Keep only the lines where "grid" appears.

## Records to process
********************
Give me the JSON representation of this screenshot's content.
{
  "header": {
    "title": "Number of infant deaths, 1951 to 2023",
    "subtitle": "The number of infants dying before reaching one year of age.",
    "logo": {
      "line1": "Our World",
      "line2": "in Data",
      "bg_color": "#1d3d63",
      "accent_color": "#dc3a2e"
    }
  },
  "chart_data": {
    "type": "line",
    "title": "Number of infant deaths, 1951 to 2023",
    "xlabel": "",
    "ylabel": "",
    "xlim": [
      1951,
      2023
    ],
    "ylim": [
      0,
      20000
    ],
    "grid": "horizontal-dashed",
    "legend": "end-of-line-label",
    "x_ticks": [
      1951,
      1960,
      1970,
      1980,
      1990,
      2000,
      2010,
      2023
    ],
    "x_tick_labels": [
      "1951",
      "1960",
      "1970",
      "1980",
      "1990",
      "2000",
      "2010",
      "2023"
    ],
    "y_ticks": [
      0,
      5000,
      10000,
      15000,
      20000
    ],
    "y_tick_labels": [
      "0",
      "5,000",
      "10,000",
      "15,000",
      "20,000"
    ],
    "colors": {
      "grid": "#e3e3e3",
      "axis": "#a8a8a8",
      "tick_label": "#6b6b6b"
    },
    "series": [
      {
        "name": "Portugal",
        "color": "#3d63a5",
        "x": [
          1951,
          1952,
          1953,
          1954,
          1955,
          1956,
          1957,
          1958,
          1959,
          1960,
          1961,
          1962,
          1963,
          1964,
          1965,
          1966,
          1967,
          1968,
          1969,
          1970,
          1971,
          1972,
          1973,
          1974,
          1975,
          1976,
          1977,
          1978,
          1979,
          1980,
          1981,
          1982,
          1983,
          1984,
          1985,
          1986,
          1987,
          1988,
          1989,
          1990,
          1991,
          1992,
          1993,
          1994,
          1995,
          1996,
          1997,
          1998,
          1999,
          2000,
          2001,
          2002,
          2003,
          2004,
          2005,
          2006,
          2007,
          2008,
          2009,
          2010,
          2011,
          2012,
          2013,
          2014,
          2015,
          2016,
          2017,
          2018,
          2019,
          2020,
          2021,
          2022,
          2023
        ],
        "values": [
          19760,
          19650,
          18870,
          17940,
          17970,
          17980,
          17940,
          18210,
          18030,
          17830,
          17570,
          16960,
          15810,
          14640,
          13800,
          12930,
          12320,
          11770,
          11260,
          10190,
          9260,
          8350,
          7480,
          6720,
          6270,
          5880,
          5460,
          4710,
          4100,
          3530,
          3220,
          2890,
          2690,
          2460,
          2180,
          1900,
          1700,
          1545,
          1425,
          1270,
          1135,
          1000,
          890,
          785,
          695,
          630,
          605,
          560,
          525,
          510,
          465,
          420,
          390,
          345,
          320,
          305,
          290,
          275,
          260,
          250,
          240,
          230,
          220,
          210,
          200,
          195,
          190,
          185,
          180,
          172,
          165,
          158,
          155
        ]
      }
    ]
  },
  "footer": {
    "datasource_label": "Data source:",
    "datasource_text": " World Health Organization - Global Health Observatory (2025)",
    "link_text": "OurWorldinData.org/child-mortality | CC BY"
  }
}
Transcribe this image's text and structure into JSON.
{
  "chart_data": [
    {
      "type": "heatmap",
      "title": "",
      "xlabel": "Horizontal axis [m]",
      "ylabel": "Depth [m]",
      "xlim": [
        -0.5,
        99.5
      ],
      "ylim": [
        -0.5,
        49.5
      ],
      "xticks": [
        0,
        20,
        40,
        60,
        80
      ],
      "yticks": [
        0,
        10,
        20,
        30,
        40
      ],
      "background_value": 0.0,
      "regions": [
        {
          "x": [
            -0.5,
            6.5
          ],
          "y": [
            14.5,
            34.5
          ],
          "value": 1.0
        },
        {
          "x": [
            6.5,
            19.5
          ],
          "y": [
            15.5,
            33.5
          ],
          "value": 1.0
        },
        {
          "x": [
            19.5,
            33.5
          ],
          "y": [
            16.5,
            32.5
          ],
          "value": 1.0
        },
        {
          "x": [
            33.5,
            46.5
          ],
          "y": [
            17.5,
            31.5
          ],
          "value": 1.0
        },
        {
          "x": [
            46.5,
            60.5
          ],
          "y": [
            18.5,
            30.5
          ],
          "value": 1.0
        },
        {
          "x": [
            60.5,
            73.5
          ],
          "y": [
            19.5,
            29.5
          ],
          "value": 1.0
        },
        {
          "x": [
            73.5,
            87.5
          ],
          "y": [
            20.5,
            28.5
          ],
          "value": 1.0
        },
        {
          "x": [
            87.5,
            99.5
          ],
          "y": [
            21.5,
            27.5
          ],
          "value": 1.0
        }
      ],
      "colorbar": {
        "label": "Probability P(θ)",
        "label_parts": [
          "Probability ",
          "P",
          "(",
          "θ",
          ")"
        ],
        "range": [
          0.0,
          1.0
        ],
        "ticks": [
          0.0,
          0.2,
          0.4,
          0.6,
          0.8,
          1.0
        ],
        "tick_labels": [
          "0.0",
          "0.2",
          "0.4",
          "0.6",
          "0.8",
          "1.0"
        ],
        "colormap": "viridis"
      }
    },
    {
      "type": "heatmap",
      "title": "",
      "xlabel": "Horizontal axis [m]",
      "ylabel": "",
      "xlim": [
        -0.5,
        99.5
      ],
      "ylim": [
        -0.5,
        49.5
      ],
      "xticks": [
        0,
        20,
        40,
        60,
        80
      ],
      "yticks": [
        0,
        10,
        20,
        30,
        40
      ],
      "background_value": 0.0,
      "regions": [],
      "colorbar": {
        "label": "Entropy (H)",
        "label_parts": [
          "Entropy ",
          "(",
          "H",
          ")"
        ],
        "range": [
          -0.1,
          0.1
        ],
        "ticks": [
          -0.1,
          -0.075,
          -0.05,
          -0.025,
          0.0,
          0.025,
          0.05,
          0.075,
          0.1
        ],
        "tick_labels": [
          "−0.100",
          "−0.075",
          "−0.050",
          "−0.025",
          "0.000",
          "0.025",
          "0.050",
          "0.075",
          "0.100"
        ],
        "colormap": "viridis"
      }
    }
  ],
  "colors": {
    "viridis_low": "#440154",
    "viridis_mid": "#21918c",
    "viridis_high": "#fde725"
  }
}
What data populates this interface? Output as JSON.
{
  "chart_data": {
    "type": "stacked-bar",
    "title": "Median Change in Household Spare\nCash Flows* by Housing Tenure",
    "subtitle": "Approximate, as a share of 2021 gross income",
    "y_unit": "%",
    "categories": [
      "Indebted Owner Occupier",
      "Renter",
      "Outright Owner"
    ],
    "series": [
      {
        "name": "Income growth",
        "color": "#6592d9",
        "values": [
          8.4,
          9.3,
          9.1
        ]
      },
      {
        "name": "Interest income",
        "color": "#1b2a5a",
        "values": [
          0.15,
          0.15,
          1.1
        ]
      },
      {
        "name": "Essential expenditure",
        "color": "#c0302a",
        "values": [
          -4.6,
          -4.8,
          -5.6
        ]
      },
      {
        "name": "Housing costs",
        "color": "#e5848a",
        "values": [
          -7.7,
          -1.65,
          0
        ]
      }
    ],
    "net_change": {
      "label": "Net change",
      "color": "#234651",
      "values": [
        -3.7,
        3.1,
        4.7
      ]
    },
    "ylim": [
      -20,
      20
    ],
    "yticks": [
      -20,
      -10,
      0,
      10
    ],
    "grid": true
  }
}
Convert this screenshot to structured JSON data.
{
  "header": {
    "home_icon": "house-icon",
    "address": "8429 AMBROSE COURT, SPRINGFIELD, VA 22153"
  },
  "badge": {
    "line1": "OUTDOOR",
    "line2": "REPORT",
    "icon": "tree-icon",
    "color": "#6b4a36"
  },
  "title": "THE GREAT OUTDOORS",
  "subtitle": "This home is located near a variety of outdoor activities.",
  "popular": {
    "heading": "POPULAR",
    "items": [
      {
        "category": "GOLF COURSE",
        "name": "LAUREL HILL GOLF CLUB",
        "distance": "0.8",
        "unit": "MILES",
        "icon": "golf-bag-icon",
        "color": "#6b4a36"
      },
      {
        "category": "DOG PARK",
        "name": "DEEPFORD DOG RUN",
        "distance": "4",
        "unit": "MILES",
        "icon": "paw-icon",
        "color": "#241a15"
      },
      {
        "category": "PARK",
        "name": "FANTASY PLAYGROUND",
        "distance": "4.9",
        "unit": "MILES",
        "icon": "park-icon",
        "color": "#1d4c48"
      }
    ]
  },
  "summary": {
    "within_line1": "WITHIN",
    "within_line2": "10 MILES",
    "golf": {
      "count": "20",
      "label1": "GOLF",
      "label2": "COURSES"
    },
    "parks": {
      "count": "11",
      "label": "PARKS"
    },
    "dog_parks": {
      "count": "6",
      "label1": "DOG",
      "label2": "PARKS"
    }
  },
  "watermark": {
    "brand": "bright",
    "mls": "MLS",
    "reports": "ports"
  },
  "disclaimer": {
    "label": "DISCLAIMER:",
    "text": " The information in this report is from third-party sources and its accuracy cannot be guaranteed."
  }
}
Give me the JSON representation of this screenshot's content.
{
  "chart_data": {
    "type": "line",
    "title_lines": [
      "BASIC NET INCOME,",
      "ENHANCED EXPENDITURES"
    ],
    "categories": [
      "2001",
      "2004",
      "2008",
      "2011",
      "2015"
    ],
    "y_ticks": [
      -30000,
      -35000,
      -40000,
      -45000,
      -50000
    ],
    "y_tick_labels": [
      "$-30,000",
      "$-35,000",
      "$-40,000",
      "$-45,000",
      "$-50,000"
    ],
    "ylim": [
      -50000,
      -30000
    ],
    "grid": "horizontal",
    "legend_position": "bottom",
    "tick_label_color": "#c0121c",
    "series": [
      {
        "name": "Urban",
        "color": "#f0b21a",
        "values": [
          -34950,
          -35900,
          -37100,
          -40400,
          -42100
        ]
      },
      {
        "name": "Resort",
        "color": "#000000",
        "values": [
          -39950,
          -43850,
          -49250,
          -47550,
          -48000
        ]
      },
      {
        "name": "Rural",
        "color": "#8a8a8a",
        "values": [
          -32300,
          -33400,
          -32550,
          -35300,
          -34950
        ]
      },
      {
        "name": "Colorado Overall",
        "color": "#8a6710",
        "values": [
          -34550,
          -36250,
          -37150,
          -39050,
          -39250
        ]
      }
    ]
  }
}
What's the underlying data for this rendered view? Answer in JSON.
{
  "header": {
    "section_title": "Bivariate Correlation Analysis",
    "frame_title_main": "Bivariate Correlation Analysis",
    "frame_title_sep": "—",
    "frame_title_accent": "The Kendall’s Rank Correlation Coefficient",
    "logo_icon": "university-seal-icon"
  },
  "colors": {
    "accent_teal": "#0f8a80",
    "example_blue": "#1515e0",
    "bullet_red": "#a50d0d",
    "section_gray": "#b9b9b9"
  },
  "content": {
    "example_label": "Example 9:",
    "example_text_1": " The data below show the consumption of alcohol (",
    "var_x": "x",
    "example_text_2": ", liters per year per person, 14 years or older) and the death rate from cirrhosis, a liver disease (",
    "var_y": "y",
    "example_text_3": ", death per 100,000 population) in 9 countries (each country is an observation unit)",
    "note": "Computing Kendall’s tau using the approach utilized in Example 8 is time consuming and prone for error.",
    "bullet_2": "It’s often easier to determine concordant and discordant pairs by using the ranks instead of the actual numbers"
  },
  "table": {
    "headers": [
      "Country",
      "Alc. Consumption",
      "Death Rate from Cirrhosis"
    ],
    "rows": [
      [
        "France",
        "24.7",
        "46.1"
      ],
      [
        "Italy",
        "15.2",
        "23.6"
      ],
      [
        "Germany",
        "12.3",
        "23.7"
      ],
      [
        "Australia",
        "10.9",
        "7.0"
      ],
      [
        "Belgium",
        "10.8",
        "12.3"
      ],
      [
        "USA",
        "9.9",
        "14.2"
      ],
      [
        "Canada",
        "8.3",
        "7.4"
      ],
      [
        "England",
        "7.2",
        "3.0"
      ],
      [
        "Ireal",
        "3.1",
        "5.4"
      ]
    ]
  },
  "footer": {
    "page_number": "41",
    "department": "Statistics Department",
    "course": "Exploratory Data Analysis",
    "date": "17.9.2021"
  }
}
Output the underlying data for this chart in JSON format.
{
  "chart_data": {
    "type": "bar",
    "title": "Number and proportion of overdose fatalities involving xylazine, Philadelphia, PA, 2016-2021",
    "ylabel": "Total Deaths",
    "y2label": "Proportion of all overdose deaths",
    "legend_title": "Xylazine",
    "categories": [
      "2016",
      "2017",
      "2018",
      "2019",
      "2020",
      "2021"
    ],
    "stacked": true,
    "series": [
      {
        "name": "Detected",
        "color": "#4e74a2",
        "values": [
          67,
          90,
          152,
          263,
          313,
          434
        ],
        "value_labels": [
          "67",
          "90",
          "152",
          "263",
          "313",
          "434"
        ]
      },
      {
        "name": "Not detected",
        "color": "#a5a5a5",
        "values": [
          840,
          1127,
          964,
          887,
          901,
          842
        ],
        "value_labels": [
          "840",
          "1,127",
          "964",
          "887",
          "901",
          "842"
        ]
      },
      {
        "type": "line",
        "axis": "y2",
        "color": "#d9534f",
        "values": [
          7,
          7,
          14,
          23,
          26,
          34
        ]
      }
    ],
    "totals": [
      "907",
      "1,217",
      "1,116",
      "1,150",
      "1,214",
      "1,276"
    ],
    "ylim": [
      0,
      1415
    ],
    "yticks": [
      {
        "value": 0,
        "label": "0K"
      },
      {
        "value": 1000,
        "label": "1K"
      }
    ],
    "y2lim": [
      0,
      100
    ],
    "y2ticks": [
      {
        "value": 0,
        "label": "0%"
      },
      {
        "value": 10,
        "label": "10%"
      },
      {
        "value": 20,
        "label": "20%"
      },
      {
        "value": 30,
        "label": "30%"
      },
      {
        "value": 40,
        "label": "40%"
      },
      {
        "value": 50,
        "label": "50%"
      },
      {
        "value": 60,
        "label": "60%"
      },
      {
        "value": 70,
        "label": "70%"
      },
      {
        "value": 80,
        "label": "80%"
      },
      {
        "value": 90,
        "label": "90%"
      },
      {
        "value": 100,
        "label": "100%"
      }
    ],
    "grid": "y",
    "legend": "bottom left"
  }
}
********************
## Result for this task
    "grid": "horizontal-dashed",
      "grid": "#e3e3e3",
    "grid": true
    "grid": "horizontal",
    "grid": "y",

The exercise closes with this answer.